> [Task goal]: Render the stretch of data from its start through the line containing "ruler-minor-tick — [1532, 1460, 1533, 1481]", both ends included, as a Markdown table with the columns Row and Line. Number each line in Row and skip any blank lines.

====== Data to process ======

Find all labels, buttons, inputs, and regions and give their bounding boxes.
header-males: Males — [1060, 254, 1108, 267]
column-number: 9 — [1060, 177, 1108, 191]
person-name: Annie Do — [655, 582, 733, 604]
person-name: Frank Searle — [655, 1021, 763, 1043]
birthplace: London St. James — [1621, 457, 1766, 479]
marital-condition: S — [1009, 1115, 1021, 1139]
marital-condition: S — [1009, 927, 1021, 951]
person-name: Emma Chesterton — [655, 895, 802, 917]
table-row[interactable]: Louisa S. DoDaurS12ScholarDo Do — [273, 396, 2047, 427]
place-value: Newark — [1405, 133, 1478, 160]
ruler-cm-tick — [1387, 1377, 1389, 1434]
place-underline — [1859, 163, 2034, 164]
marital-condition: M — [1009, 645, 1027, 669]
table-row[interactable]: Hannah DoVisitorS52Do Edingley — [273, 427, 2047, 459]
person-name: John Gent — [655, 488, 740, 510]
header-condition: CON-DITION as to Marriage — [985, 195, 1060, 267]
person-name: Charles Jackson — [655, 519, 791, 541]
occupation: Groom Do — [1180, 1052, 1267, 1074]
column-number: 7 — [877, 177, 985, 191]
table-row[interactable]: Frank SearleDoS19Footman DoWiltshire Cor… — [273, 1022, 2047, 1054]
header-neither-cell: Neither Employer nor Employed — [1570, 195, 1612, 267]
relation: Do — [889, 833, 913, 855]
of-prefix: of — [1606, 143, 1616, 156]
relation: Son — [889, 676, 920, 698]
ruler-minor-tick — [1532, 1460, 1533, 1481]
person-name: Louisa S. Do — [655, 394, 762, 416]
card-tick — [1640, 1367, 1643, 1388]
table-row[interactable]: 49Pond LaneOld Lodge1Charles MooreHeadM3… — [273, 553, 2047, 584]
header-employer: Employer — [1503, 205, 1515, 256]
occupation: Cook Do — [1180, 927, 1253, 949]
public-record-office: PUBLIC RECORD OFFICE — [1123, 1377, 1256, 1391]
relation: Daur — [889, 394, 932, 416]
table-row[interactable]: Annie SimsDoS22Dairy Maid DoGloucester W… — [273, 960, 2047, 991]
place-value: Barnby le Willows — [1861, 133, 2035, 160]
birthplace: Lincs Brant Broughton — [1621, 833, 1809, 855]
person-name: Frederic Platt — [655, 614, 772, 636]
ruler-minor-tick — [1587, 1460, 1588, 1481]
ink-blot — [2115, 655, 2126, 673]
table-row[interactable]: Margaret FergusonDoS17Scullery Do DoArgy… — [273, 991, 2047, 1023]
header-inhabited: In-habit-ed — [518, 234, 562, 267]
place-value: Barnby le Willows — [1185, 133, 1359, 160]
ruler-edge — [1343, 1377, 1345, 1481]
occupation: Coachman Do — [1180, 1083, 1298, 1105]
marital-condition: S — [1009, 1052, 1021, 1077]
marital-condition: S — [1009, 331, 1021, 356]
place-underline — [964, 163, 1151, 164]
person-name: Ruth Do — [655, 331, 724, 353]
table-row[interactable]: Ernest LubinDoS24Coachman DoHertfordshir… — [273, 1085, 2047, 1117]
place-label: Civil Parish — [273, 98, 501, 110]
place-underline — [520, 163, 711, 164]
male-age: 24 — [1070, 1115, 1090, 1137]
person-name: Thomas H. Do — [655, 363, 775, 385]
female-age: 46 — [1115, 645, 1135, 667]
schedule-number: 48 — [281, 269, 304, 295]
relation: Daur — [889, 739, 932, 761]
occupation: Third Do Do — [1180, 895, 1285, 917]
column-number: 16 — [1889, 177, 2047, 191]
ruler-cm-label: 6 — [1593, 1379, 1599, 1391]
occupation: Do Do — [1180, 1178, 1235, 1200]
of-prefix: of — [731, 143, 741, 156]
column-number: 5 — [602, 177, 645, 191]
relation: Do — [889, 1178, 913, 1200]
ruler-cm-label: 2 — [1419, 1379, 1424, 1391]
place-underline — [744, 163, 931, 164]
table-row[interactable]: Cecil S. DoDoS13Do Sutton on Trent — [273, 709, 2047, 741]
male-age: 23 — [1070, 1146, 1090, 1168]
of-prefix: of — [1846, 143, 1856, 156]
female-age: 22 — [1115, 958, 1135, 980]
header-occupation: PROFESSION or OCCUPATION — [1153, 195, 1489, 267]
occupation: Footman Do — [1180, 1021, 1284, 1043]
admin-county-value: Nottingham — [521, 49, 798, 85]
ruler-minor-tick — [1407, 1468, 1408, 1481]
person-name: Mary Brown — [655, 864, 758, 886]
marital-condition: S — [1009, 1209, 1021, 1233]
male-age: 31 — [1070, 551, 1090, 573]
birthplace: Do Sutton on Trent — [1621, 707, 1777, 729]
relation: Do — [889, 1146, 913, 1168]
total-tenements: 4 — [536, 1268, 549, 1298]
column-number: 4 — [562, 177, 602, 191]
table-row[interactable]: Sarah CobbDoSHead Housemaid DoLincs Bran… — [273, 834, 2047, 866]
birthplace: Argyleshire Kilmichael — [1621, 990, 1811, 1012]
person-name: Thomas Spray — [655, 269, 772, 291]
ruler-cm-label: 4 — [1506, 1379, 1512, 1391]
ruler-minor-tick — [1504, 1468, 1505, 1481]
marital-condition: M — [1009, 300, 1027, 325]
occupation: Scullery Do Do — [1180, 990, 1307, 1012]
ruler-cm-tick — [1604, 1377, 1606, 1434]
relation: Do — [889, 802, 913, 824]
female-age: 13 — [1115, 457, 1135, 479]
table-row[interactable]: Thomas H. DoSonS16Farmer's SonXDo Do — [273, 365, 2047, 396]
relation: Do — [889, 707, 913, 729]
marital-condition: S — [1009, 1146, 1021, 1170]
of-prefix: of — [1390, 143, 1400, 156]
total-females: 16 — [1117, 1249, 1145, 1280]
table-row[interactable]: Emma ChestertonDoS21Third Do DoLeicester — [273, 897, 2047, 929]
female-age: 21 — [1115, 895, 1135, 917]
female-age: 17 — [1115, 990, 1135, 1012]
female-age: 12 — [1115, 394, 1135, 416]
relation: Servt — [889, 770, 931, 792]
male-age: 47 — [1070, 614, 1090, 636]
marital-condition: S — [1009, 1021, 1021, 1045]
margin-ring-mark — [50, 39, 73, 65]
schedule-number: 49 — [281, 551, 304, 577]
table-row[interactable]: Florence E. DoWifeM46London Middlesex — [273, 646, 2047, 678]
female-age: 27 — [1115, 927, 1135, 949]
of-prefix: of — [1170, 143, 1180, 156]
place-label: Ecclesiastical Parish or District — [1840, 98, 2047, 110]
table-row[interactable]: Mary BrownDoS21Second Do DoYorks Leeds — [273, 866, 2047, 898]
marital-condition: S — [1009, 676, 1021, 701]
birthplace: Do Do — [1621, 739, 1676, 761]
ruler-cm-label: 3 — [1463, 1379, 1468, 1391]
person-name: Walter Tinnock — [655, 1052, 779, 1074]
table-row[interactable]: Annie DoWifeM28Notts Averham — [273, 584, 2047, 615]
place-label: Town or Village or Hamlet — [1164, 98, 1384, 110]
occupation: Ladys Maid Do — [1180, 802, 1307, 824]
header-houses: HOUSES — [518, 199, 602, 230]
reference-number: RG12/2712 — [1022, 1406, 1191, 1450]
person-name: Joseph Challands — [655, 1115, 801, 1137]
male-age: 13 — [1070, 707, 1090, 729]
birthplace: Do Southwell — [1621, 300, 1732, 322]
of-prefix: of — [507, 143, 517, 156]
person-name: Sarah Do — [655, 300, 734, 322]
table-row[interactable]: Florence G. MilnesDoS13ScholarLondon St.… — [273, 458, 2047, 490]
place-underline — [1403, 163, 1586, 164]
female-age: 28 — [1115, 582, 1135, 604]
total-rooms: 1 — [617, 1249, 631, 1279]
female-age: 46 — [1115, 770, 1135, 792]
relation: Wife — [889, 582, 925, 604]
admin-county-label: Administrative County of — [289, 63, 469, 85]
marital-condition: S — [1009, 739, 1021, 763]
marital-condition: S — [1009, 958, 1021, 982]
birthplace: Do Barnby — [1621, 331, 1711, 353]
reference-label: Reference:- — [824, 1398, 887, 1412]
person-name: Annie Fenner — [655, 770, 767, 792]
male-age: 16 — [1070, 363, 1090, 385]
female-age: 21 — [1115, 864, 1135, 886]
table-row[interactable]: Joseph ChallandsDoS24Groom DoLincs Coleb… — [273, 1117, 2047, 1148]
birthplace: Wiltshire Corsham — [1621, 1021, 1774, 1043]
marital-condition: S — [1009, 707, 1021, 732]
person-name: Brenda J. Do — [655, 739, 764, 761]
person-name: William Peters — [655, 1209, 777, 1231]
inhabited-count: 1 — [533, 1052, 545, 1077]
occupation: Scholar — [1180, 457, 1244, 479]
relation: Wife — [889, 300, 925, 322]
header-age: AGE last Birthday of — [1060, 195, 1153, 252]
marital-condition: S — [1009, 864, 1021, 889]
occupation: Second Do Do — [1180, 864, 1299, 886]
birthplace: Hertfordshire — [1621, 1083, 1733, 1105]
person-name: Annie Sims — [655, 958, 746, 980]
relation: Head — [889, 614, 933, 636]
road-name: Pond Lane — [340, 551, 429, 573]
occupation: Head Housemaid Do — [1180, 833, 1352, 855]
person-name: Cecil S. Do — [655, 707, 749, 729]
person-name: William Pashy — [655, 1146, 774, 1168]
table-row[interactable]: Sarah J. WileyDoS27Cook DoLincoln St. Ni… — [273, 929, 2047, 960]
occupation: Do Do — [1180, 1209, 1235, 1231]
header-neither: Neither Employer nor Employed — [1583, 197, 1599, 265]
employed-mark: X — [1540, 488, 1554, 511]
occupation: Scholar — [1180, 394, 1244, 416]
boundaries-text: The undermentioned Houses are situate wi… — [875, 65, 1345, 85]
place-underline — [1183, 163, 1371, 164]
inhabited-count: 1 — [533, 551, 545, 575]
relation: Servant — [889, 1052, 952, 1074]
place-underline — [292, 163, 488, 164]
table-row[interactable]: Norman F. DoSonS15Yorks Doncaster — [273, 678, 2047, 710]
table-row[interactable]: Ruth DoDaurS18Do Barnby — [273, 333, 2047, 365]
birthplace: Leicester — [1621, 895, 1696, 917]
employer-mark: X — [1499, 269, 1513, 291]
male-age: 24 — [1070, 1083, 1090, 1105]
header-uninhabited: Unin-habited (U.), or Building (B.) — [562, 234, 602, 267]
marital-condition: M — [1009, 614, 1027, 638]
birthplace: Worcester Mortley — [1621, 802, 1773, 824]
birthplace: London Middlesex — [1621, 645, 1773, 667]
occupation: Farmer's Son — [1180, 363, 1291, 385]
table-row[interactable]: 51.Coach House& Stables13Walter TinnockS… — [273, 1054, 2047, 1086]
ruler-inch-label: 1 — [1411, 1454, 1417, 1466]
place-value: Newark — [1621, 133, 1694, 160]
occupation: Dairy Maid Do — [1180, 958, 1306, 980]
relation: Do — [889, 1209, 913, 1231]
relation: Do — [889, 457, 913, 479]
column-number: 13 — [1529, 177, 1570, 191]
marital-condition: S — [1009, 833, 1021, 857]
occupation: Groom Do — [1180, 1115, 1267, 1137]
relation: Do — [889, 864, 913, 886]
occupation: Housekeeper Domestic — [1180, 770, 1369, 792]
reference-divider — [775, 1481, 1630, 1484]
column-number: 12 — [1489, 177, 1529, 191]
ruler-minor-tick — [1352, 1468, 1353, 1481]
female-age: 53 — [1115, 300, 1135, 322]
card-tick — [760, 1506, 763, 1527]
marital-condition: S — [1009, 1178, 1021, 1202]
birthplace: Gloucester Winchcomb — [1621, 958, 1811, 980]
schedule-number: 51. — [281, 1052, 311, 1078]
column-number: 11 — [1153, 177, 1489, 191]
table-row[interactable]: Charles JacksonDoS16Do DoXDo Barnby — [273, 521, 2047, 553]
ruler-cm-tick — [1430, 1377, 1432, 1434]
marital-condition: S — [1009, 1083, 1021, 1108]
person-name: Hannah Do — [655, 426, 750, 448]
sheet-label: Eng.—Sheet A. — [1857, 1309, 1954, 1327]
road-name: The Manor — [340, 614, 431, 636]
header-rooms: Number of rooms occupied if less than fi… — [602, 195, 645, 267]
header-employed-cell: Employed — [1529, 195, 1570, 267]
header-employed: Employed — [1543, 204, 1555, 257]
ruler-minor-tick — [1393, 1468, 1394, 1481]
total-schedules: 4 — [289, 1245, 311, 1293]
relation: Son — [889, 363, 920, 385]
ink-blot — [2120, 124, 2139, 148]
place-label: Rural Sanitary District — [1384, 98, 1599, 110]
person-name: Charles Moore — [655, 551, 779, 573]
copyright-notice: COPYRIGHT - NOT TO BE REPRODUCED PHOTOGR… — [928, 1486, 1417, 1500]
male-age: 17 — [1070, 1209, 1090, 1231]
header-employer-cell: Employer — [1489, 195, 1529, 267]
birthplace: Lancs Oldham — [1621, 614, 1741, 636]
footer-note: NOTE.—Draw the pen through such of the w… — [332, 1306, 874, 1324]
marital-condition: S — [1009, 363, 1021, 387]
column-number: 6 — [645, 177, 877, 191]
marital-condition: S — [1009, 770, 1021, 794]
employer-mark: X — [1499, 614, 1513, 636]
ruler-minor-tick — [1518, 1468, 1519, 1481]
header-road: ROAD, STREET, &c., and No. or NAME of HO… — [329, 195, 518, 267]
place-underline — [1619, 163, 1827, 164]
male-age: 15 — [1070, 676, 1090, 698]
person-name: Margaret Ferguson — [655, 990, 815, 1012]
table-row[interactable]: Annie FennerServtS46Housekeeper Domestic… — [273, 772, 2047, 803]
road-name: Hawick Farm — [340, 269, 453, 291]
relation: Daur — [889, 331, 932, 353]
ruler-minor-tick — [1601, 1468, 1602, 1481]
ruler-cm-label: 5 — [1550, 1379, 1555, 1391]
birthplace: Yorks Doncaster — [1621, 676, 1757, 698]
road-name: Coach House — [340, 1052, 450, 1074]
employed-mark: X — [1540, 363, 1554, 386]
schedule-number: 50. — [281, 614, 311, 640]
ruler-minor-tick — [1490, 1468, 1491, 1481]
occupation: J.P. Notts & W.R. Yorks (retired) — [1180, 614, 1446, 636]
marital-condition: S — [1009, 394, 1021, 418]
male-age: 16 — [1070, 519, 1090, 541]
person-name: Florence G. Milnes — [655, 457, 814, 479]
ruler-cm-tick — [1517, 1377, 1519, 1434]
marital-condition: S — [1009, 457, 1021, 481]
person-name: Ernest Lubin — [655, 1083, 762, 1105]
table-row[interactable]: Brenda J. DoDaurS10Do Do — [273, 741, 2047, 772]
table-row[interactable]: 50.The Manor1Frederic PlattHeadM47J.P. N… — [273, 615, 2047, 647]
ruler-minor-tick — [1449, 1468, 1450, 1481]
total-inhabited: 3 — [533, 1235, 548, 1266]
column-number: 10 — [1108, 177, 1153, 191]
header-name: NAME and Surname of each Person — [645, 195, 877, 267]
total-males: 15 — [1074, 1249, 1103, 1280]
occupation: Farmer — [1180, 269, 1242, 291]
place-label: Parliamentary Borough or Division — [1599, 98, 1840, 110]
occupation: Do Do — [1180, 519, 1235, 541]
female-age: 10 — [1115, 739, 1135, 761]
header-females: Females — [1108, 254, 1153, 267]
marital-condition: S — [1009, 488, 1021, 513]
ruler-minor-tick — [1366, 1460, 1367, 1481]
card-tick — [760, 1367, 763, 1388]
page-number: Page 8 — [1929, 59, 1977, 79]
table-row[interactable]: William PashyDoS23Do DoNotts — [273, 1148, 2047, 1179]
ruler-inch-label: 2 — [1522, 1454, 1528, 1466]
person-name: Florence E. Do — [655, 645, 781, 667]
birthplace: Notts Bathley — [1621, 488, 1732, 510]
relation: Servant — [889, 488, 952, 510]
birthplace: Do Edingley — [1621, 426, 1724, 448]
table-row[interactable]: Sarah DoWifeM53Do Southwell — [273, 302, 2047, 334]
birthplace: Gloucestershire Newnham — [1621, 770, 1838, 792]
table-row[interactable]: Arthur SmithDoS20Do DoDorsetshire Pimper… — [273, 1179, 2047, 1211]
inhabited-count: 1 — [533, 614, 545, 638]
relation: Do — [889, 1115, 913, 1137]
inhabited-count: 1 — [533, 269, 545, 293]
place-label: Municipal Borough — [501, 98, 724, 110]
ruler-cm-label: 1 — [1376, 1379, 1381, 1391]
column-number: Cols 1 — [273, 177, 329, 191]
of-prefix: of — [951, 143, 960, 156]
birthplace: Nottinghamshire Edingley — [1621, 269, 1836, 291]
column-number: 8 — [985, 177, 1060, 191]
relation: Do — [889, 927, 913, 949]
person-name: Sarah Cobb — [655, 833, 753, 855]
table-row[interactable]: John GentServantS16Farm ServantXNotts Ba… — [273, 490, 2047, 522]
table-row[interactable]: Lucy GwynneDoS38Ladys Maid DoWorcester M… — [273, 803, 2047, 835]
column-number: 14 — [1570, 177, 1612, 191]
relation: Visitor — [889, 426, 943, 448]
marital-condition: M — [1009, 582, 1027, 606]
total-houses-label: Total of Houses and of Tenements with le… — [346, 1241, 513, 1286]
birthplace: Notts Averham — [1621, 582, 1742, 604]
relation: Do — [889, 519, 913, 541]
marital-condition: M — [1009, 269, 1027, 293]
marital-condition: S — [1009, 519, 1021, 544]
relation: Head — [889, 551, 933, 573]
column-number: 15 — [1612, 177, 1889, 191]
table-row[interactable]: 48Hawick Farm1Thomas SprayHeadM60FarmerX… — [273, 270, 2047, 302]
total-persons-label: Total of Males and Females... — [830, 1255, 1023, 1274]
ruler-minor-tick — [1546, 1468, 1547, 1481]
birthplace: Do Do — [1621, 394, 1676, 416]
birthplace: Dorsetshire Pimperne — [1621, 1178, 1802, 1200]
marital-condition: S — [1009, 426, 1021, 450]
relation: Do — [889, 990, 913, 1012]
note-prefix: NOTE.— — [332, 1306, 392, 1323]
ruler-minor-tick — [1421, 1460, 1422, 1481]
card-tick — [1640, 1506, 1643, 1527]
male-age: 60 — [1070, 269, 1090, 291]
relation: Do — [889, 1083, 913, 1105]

======

> [Task output]:
| Row | Line |
|---|---|
| 1 | Find all labels, buttons, inputs, and regions and give their bounding boxes. |
| 2 | header-males: Males — [1060, 254, 1108, 267] |
| 3 | column-number: 9 — [1060, 177, 1108, 191] |
| 4 | person-name: Annie Do — [655, 582, 733, 604] |
| 5 | person-name: Frank Searle — [655, 1021, 763, 1043] |
| 6 | birthplace: London St. James — [1621, 457, 1766, 479] |
| 7 | marital-condition: S — [1009, 1115, 1021, 1139] |
| 8 | marital-condition: S — [1009, 927, 1021, 951] |
| 9 | person-name: Emma Chesterton — [655, 895, 802, 917] |
| 10 | table-row[interactable]: Louisa S. DoDaurS12ScholarDo Do — [273, 396, 2047, 427] |
| 11 | place-value: Newark — [1405, 133, 1478, 160] |
| 12 | ruler-cm-tick — [1387, 1377, 1389, 1434] |
| 13 | place-underline — [1859, 163, 2034, 164] |
| 14 | marital-condition: M — [1009, 645, 1027, 669] |
| 15 | table-row[interactable]: Hannah DoVisitorS52Do Edingley — [273, 427, 2047, 459] |
| 16 | person-name: John Gent — [655, 488, 740, 510] |
| 17 | header-condition: CON-DITION as to Marriage — [985, 195, 1060, 267] |
| 18 | person-name: Charles Jackson — [655, 519, 791, 541] |
| 19 | occupation: Groom Do — [1180, 1052, 1267, 1074] |
| 20 | column-number: 7 — [877, 177, 985, 191] |
| 21 | table-row[interactable]: Frank SearleDoS19Footman DoWiltshire Cor… — [273, 1022, 2047, 1054] |
| 22 | header-neither-cell: Neither Employer nor Employed — [1570, 195, 1612, 267] |
| 23 | relation: Do — [889, 833, 913, 855] |
| 24 | of-prefix: of — [1606, 143, 1616, 156] |
| 25 | relation: Son — [889, 676, 920, 698] |
| 26 | ruler-minor-tick — [1532, 1460, 1533, 1481] |